-- Task instructions --
From the entries below, extract every line that includes the word "photos".

[Collected data]
..........
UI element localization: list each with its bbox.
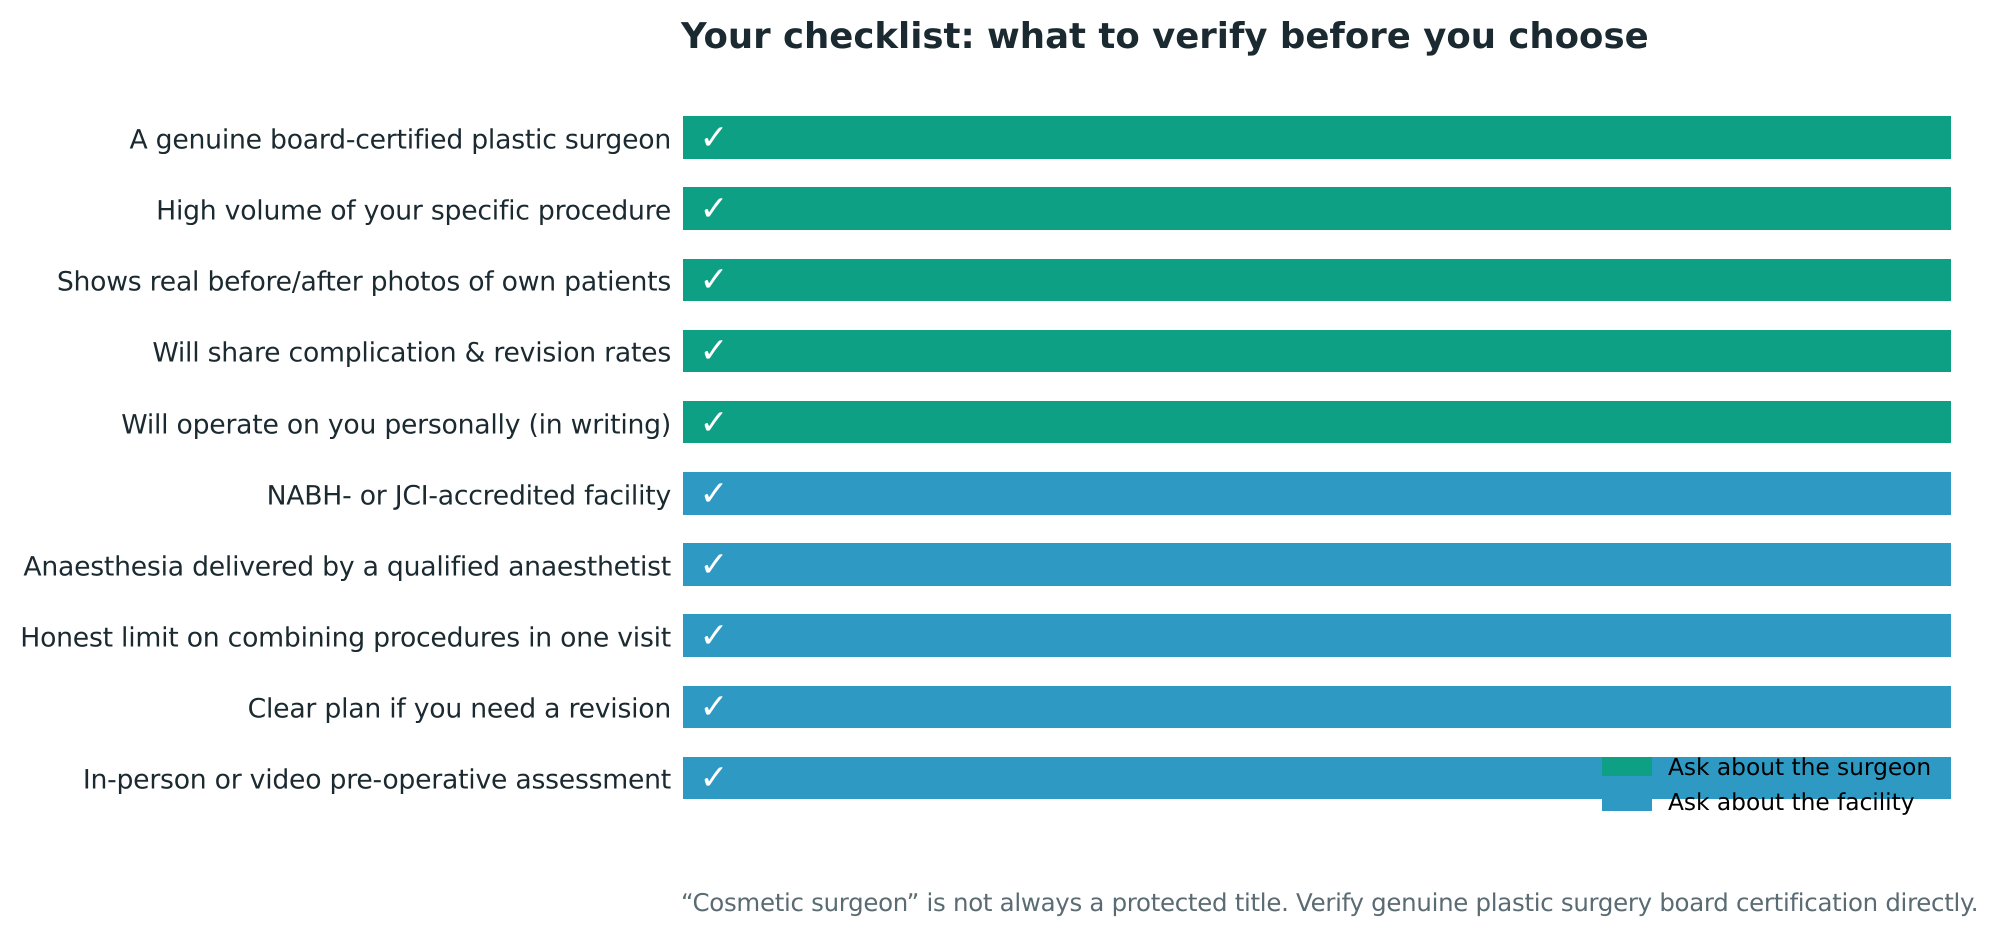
- row: operate personally: ✓: [700, 403, 728, 443]
- row: board-certified surgeon: [129, 116, 1951, 159]
- legend: Ask about the facility: [1668, 788, 1915, 816]
- row: complication rates: Will share complication & revision rates: [152, 338, 671, 368]
- row: before/after photos: ✓: [700, 260, 728, 300]
- legend: [1602, 753, 1931, 816]
- row: accredited facility: ✓: [700, 474, 728, 514]
- footnote: “Cosmetic surgeon” is not always a protected title. Verify genuine plastic surgery board certification directly.: [681, 888, 1978, 917]
- row: anaesthesia: [23, 543, 1951, 586]
- row: pre-operative assessment: [83, 757, 1951, 799]
- row: board-certified surgeon: ✓: [700, 118, 728, 158]
- row: accredited facility: [267, 472, 1951, 515]
- row: combining procedures: ✓: [700, 616, 728, 656]
- row: high volume: ✓: [700, 189, 728, 229]
- row: complication rates: ✓: [700, 331, 728, 371]
- row: revision plan: Clear plan if you need a revision: [248, 694, 671, 724]
- legend: Ask about the surgeon: [1668, 753, 1931, 781]
- row: high volume: High volume of your specific procedure: [156, 196, 671, 226]
- row: before/after photos: [57, 259, 1951, 301]
- row: board-certified surgeon: A genuine board-certified plastic surgeon: [129, 124, 671, 156]
- row: operate personally: Will operate on you personally (in writing): [121, 410, 671, 440]
- title: Your checklist: what to verify before you choose: [680, 16, 1649, 57]
- row: pre-operative assessment: In-person or video pre-operative assessment: [83, 764, 671, 796]
- row: revision plan: ✓: [700, 687, 728, 727]
- row: anaesthesia: Anaesthesia delivered by a qualified anaesthetist: [23, 552, 671, 582]
- row: revision plan: [248, 686, 1951, 728]
- row: complication rates: [152, 330, 1951, 372]
- row: combining procedures: [20, 614, 1951, 657]
- row: pre-operative assessment: ✓: [700, 758, 728, 798]
- row: anaesthesia: ✓: [700, 545, 728, 585]
- row: accredited facility: NABH- or JCI-accredited facility: [267, 480, 671, 512]
- row: before/after photos: Shows real before/after photos of own patients: [57, 266, 671, 298]
- row: high volume: [156, 187, 1951, 230]
- row: combining procedures: Honest limit on combining procedures in one visit: [20, 622, 671, 654]
- row: operate personally: [121, 401, 1951, 443]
..........
-- Answer to the exercise --
- row: before/after photos: ✓: [700, 260, 728, 300]
- row: before/after photos: [57, 259, 1951, 301]
- row: before/after photos: Shows real before/after photos of own patients: [57, 266, 671, 298]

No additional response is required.